-- start Data in this exercise --

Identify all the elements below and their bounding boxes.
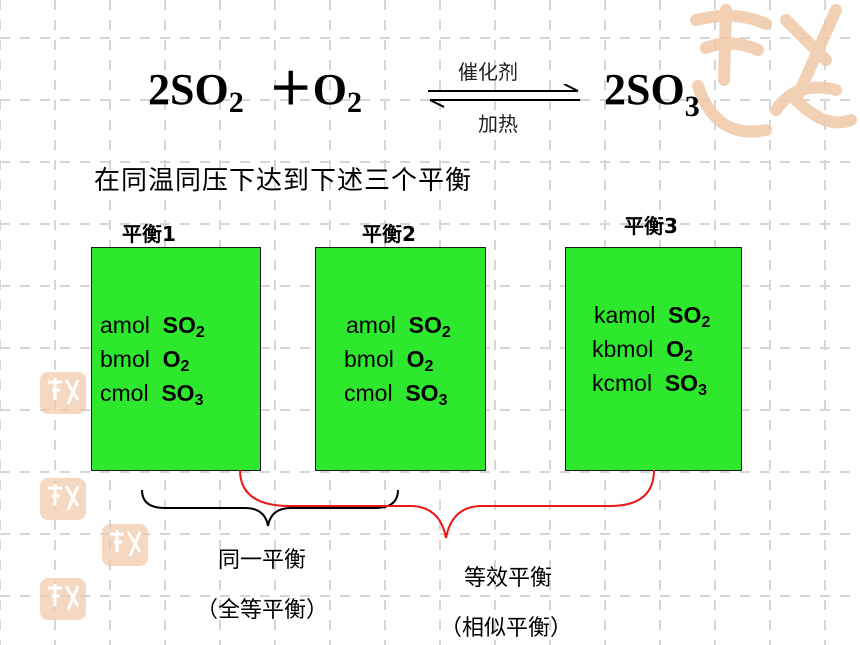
eq3-o2-line: kbmol O2 bbox=[592, 336, 693, 365]
equilibrium-3-label: 平衡3 bbox=[624, 214, 678, 238]
eq3-so3-line: kcmol SO3 bbox=[592, 370, 707, 399]
reaction-product: 2SO3 bbox=[604, 65, 700, 123]
equilibrium-1-box: amol SO2 bmol O2 cmol SO3 bbox=[91, 247, 261, 471]
eq1-so3-line: cmol SO3 bbox=[100, 380, 204, 409]
eq1-o2-line: bmol O2 bbox=[100, 346, 190, 375]
eq3-so2-line: kamol SO2 bbox=[594, 302, 711, 331]
seal-small-3-icon bbox=[102, 524, 148, 566]
reactant-o2: ＋O bbox=[268, 65, 347, 114]
catalyst-label: 催化剂 bbox=[458, 60, 518, 84]
eq2-so2-line: amol SO2 bbox=[346, 312, 451, 341]
heat-label: 加热 bbox=[478, 112, 518, 136]
product-so3: 2SO bbox=[604, 65, 685, 114]
identical-equilibrium-caption: 同一平衡 bbox=[218, 548, 307, 573]
reactant-so2: 2SO bbox=[148, 65, 229, 114]
eq1-so2-line: amol SO2 bbox=[100, 312, 205, 341]
equilibrium-3-box: kamol SO2 kbmol O2 kcmol SO3 bbox=[565, 247, 742, 471]
equivalent-equilibrium-note: （相似平衡） bbox=[440, 616, 573, 641]
seal-small-2-icon bbox=[40, 478, 86, 520]
equilibrium-1-label: 平衡1 bbox=[122, 222, 176, 246]
condition-subtitle: 在同温同压下达到下述三个平衡 bbox=[94, 166, 473, 196]
reversible-arrow-icon bbox=[428, 84, 580, 108]
equilibrium-2-label: 平衡2 bbox=[362, 222, 416, 246]
eq2-o2-line: bmol O2 bbox=[344, 346, 434, 375]
identical-equilibrium-note: （全等平衡） bbox=[196, 598, 329, 623]
eq2-so3-line: cmol SO3 bbox=[344, 380, 448, 409]
seal-large-top-right-icon bbox=[690, 4, 857, 138]
equilibrium-2-box: amol SO2 bmol O2 cmol SO3 bbox=[315, 247, 486, 471]
reaction-reactants: 2SO2 ＋O2 bbox=[148, 65, 362, 119]
seal-small-4-icon bbox=[40, 578, 86, 620]
seal-small-1-icon bbox=[40, 372, 86, 414]
equivalent-equilibrium-caption: 等效平衡 bbox=[464, 566, 553, 591]
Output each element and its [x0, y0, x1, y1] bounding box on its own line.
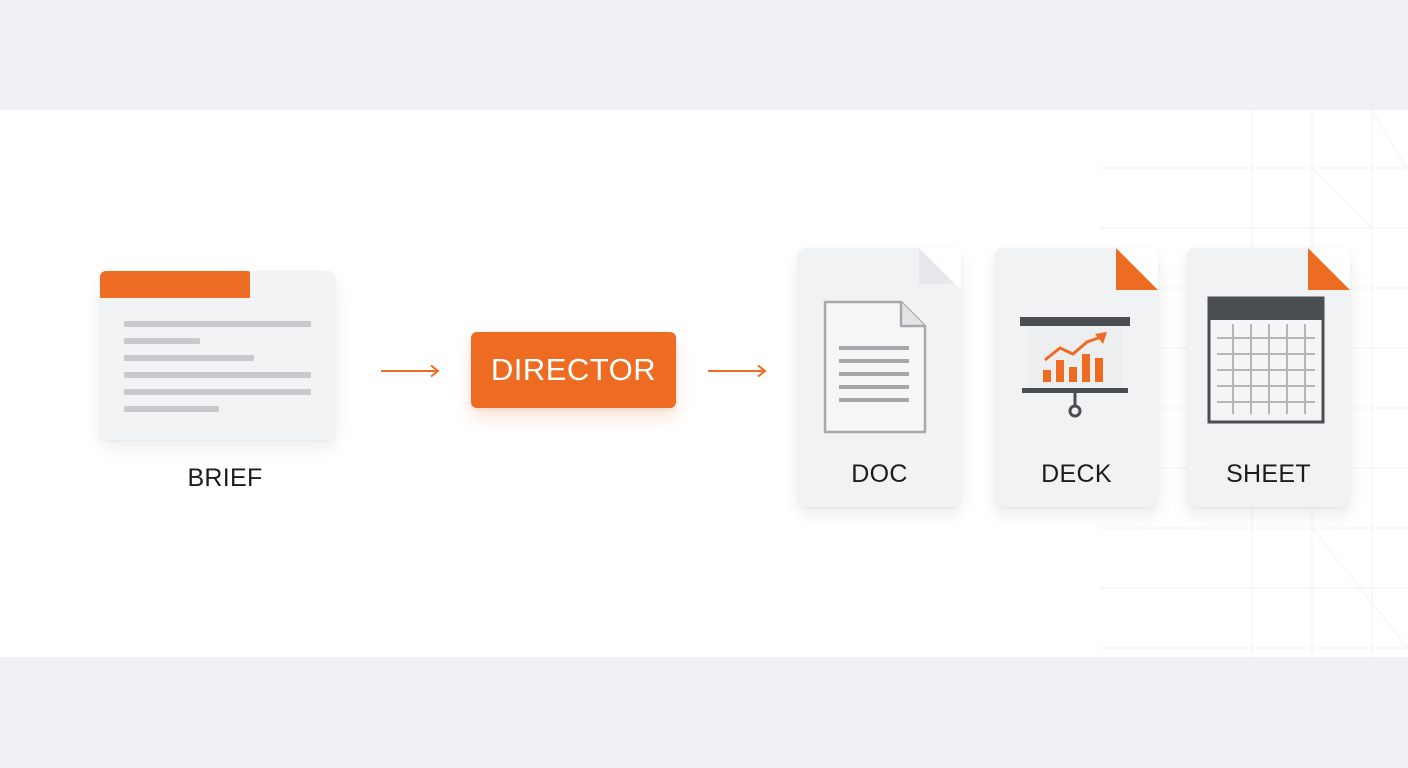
brief-text-line [124, 389, 311, 395]
deck-label: DECK [1041, 460, 1112, 488]
bottom-band [0, 657, 1408, 768]
brief-text-line [124, 355, 254, 361]
brief-label: BRIEF [187, 464, 263, 492]
brief-text-line [124, 321, 311, 327]
page-fold-icon [1308, 248, 1350, 290]
page-fold-icon [1116, 248, 1158, 290]
sheet-card: SHEET [1187, 248, 1350, 507]
deck-card: DECK [995, 248, 1158, 507]
director-label: DIRECTOR [490, 352, 657, 387]
sheet-label: SHEET [1226, 460, 1311, 488]
brief-text-line [124, 406, 219, 412]
brief-text-line [124, 372, 311, 378]
director-node: DIRECTOR [471, 332, 676, 408]
presentation-chart-icon [1020, 317, 1130, 418]
brief-header-bar [100, 271, 250, 298]
top-band [0, 0, 1408, 110]
document-icon [823, 300, 927, 434]
doc-label: DOC [851, 460, 908, 488]
spreadsheet-icon [1207, 296, 1325, 424]
doc-card: DOC [798, 248, 961, 507]
arrow-right-icon [381, 364, 440, 378]
brief-text-line [124, 338, 200, 344]
page-fold-icon [919, 248, 961, 290]
brief-card [100, 271, 335, 440]
arrow-right-icon [708, 364, 767, 378]
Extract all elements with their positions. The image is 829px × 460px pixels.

-- end Data in this exercise --

* Exercise *
Show every line above that contains the string "deck", treating uppercase and lowercase letters as different.

* Complete answer *
deck-label: DECK [1041, 460, 1112, 488]
deck-card: DECK [995, 248, 1158, 507]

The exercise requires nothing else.